DO THIS |
Repeat everything from "Our last discussion" down to "to your webpage." in the article on how search engines rank pages, word for word.

SOURCE |
■ ■ ■ ■ ■ ■ ■

Knowing how search engines rank pages is important to learning SEO. Pages are primarily ranked on domain trust and authority, link quality, anchor text and keywords.
I’m now in week two of my quest to conquer SEO. The further I dive, the deeper I swim through a muck of conflicting opinions and theories. One of the most difficult parts of learning SEO is finding consistent information. Despite this, I must say that it’s been a lot of fun so far and I’m starting to feel empowered when talking about the subject.
Our last discussion covered how search engines work, and is a necessary lesson in SEO basics. To recap, search engines return results by crawling, indexing and ranking. The third piece, page ranking, is what we’ll cover today. To better understand the most important variables, I found an article on the top ranking factors as the basis for our discussion.
If you’re taking notes, here are the main points for the exam.
Search engines base the rank of your webpage on the following:
- Domain Trust and Domain Authority – how credible your entire website is, along with how many quality links are pointing to your site.
- Link Popularity – a hybrid measure of the number/importance of various sites linking to a particular webpage.
- Anchor Text from External Links – the hyperlink text from a link to your webpage.
- Keyword Usage – how words used in search queries are utilized on your webpage.
The above list is ranked in order of assumed importance. Notice that the three most important variables seem completely out of your control. But after taking a closer look, the rationale becomes clear. Google and other search engines don’t care what you have to say about yourself. Instead, they want to know what others think of you. It’s the ultimate popularity contest.
Think of page ranking as the race for high school prom queen. If other people like you and talk about you, chances of winning the crown go up. But if you’re the new kid in town and no one knows your name, kiss the title goodbye.
And just like a potential prom queen woos her voters, the key to winning higher page rankings is to boost your reputation. First, you want your site to be seen as credible and influential. Then, your content should be talked about in a descriptive way. And once people get to your page, you’ll want to reinforce that you’re worth the hype.
To explain further, let’s take a look into the individual criteria. Again, all underlined terms are vocabulary words and can be referenced in the glossary at the bottom of this post.
Domain Trust and Domain Authority
Domain trust is how credible your website is to search engines, and largely depends on links coming to and from your site. If you’re linking to spammy domains, your trust level is significantly damaged. Likewise, if spammy domains link to your site, search engines will deem you unreliable. Domain trust is also calculated by looking into your domain’s registration info – if the domain is traced to a history of spam, domain trust will be negatively impacted.
To help boost your domain trust, make sure you’re linking to legitimate sites. Meanwhile, be sure to check any backlinks coming to your site.

■ ■ ■ ■ ■ ■ ■

SUPPLIED INFORMATION |
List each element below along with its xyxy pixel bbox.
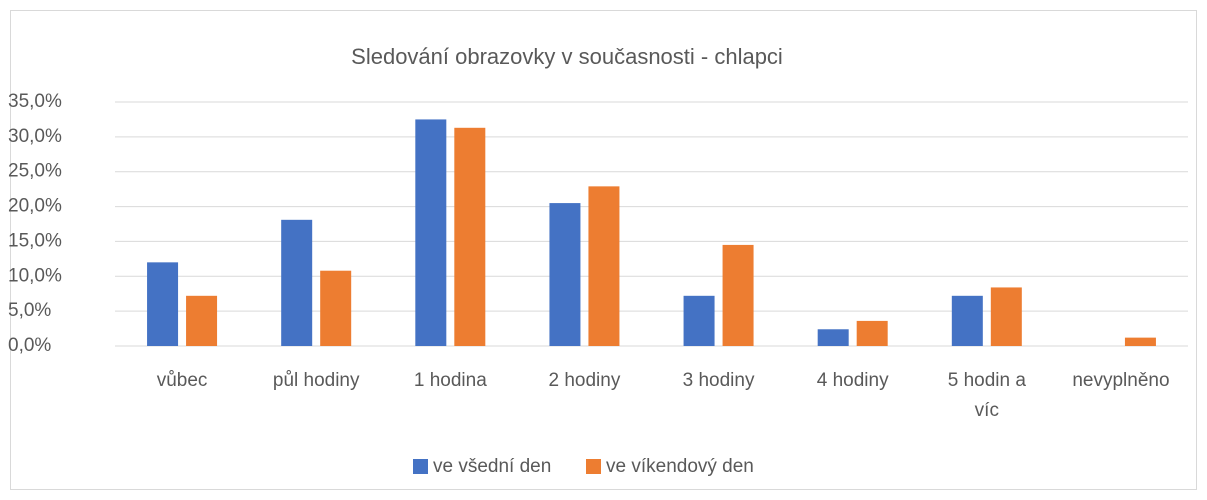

■ ■ ■ ■ ■ ■ ■

OUTPUT FOR THIS TASK |
Our last discussion covered how search engines work, and is a necessary lesson in SEO basics. To recap, search engines return results by crawling, indexing and ranking. The third piece, page ranking, is what we’ll cover today. To better understand the most important variables, I found an article on the top ranking factors as the basis for our discussion.
If you’re taking notes, here are the main points for the exam.
Search engines base the rank of your webpage on the following:
- Domain Trust and Domain Authority – how credible your entire website is, along with how many quality links are pointing to your site.
- Link Popularity – a hybrid measure of the number/importance of various sites linking to a particular webpage.
- Anchor Text from External Links – the hyperlink text from a link to your webpage.